> Exercise aim
Copy out all lines of the records in which the word "this" appears.

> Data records
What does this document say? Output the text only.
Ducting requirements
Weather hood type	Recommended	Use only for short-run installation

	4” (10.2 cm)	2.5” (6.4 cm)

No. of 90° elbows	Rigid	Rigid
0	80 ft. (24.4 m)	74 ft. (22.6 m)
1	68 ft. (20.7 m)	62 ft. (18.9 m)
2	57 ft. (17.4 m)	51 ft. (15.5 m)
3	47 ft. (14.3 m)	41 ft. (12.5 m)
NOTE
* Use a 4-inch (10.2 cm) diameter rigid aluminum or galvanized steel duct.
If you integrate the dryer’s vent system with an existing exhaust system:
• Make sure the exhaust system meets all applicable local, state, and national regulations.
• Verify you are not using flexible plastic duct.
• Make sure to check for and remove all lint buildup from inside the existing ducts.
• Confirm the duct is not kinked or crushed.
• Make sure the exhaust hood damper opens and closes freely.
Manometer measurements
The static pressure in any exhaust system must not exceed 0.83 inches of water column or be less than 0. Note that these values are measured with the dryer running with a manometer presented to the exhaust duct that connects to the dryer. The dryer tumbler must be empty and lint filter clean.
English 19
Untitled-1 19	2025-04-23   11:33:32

* * *

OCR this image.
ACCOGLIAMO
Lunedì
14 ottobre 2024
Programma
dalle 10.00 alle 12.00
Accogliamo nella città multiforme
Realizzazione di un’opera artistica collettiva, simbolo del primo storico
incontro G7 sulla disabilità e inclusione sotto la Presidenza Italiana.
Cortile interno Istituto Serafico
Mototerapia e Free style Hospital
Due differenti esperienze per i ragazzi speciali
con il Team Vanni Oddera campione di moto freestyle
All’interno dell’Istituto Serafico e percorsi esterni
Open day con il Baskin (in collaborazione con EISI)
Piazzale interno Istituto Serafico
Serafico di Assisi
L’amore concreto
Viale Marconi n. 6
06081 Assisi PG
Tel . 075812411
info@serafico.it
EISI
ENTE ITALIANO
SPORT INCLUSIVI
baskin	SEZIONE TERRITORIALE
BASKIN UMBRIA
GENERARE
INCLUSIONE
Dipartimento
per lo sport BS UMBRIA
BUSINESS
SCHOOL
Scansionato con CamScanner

> Exercise result
What does this document say? Output the text only.
OCR this image.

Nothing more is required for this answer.